▶ _Task requirements_
Report only the number of lines in this material that include the string "triangle".

Structured figure records:
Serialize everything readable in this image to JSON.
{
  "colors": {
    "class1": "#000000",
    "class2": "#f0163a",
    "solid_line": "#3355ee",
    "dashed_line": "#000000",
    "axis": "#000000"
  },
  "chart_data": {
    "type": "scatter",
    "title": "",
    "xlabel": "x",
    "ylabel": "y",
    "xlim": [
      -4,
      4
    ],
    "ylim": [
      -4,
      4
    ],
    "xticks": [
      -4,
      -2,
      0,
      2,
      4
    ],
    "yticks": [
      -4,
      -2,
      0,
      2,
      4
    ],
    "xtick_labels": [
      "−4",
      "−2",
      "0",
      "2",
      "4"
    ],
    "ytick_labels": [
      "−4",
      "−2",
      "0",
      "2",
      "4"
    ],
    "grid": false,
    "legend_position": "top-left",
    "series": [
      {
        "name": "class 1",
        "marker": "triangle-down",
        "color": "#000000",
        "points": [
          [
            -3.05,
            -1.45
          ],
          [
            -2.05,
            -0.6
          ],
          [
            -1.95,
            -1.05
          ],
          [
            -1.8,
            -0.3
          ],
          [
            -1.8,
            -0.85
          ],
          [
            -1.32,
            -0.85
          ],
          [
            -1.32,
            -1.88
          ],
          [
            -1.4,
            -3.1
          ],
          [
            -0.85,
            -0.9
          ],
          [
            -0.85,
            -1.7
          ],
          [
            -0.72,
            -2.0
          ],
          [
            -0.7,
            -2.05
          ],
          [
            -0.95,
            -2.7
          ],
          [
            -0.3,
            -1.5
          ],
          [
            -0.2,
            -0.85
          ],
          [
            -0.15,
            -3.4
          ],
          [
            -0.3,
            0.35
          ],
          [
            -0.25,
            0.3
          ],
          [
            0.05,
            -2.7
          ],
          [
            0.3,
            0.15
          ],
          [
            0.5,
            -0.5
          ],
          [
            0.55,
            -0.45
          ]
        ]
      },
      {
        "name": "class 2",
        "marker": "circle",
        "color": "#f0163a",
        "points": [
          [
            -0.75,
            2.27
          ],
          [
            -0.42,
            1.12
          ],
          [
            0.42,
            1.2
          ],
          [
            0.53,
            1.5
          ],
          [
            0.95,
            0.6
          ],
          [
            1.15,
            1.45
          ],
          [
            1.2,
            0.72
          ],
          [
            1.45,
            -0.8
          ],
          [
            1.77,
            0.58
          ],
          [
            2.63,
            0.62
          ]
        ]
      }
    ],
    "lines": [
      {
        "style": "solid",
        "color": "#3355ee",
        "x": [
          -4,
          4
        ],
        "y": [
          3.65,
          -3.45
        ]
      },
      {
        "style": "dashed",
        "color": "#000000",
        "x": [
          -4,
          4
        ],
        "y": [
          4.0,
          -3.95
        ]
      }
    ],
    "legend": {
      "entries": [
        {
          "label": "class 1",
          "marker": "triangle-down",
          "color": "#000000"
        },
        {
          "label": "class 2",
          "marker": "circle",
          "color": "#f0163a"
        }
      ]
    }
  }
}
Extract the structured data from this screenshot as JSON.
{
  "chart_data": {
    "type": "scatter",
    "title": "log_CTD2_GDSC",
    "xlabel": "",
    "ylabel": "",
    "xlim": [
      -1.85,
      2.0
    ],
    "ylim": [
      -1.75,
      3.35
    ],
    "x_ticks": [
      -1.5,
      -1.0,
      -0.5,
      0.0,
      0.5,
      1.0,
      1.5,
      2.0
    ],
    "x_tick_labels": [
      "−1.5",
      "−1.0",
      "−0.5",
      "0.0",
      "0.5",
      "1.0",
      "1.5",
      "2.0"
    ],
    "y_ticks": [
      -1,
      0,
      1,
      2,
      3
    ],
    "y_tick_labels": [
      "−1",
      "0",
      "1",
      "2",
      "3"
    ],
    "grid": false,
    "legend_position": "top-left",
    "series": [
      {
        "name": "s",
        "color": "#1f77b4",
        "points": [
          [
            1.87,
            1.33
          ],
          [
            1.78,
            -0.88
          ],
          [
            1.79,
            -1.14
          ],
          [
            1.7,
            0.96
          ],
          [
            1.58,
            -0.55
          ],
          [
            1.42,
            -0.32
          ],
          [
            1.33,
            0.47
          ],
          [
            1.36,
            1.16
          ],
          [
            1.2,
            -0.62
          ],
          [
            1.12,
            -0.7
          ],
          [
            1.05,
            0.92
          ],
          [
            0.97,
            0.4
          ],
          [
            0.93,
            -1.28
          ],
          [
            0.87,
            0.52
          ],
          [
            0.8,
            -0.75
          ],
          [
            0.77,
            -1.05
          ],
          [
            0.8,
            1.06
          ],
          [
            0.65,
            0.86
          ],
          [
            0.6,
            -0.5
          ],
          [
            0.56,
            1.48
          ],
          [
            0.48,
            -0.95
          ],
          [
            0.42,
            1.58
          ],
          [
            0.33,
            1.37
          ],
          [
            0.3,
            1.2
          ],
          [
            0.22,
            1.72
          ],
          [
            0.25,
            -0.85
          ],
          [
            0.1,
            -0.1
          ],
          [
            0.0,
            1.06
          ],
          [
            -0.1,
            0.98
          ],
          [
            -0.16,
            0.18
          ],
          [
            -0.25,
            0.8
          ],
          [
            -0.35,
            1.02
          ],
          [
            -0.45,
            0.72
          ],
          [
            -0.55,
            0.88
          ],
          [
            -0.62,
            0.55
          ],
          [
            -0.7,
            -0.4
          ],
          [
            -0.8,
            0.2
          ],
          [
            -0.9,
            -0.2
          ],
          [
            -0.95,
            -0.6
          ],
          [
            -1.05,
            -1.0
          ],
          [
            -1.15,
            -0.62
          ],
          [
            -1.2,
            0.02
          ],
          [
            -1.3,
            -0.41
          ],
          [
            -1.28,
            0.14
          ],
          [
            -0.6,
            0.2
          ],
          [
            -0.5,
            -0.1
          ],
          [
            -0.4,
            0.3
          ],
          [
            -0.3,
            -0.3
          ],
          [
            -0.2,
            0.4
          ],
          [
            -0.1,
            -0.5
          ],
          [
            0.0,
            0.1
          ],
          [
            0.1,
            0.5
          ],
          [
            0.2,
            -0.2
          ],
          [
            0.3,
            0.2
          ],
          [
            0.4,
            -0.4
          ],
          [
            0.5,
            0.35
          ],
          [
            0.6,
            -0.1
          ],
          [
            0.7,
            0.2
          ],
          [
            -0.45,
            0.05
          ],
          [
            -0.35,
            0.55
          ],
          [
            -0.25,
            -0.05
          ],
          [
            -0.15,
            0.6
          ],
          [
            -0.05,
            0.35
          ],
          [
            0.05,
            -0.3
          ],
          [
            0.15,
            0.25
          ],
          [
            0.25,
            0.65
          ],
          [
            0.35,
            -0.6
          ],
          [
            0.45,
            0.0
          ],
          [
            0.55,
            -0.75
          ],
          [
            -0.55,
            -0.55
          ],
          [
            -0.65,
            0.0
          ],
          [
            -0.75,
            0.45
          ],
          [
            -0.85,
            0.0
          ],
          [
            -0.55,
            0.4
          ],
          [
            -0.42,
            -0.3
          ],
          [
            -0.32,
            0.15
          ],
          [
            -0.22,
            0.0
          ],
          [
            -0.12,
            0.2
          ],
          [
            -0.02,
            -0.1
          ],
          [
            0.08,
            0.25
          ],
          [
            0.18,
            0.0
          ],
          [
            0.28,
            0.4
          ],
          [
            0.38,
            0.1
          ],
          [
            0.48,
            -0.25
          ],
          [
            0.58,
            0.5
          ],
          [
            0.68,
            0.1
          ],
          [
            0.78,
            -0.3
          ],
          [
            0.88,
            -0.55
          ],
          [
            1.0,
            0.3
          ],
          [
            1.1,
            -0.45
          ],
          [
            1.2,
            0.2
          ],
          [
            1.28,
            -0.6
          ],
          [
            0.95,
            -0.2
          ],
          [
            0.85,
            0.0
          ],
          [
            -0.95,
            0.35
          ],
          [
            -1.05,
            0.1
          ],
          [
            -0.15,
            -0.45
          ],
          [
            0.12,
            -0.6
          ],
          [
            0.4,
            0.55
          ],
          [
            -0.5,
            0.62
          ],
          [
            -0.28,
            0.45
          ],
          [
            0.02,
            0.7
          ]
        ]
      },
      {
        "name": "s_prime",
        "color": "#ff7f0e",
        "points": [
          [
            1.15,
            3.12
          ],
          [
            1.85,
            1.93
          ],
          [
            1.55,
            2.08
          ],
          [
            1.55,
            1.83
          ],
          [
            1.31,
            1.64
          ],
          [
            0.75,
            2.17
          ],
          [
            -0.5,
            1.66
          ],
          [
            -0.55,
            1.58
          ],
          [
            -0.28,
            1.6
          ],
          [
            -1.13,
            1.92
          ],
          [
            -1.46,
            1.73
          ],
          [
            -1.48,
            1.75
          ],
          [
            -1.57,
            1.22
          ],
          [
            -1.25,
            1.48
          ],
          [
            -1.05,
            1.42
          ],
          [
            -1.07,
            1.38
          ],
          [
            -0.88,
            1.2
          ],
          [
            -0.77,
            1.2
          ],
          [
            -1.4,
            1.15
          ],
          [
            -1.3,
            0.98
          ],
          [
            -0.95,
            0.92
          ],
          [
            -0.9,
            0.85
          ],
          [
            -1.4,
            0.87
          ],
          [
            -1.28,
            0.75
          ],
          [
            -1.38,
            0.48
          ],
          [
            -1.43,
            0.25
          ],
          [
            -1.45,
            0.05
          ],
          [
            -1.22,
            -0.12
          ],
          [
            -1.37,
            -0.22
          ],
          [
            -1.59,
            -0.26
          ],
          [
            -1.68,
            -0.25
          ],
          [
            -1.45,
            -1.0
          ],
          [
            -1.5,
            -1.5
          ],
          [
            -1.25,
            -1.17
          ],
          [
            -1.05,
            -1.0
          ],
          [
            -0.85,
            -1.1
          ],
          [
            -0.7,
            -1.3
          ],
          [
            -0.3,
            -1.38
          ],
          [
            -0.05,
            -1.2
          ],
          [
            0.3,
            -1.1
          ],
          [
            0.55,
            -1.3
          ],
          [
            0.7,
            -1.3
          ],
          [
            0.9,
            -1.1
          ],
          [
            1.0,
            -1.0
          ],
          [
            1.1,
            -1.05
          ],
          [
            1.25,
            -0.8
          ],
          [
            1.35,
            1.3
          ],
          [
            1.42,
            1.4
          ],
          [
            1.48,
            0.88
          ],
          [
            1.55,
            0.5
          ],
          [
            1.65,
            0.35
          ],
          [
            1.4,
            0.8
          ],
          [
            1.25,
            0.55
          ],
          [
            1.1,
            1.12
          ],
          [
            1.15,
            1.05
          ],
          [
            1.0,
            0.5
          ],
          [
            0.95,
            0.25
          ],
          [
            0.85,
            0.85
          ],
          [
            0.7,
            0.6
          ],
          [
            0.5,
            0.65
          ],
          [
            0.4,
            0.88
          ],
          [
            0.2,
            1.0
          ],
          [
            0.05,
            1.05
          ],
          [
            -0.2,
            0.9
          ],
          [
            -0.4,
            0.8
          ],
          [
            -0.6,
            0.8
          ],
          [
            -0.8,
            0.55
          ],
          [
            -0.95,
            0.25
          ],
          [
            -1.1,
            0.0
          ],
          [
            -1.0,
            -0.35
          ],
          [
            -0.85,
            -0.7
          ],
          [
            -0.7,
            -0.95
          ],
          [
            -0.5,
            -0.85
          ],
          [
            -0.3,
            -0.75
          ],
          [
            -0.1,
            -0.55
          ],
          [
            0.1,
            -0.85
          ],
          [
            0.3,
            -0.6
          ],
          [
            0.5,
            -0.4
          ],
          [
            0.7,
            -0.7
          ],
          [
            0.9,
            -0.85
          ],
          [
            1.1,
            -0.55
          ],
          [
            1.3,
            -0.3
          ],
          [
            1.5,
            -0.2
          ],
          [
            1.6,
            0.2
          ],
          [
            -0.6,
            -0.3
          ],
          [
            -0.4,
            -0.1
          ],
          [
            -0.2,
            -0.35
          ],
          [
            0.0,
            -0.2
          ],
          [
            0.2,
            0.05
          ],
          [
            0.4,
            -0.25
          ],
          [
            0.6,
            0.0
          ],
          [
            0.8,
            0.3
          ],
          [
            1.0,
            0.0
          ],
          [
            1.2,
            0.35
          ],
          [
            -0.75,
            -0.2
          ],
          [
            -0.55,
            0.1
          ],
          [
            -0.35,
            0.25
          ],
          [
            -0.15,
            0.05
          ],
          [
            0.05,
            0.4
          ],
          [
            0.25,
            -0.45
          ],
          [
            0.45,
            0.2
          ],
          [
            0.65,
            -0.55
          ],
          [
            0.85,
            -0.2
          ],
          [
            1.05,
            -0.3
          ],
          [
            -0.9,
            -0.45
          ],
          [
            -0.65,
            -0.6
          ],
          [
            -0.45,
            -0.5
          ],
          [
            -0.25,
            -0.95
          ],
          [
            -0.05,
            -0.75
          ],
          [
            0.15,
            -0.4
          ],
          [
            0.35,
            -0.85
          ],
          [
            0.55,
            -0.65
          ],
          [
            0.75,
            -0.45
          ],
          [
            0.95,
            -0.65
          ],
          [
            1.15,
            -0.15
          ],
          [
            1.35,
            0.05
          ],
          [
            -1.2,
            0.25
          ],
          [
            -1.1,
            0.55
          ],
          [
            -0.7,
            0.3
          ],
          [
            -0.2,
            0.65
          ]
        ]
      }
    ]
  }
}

▶ _Final answer_
2